>> START DATASET RECORDS

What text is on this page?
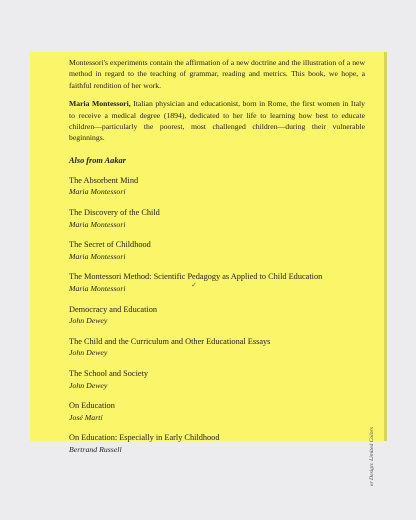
Montessori's experiments contain the affirmation of a new doctrine and the illustration of a new method in regard to the teaching of grammar, reading and metrics. This book, we hope, a faithful rendition of her work.

Maria Montessori, Italian physician and educationist, born in Rome, the first women in Italy to receive a medical degree (1894), dedicated to her life to learning how best to educate children—particularly the poorest, most challenged children—during their vulnerable beginnings.

Also from Aakar
The Absorbent Mind
Maria Montessori
The Discovery of the Child
Maria Montessori
The Secret of Childhood
Maria Montessori
The Montessori Method: Scientific Pedagogy as Applied to Child Education
Maria Montessori
Democracy and Education
John Dewey
The Child and the Curriculum and Other Educational Essays
John Dewey
The School and Society
John Dewey
On Education
José Martí
On Education: Especially in Early Childhood
Bertrand Russell
✓
er Design: Limited Colors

>> END DATASET RECORDS

### [WHAT NEEDS TO BE DONE]
Look through the entries and find each line that has the string "Childhood". Copy those lines.

### [EXERCISE SOLUTION]
The Secret of Childhood
On Education: Especially in Early Childhood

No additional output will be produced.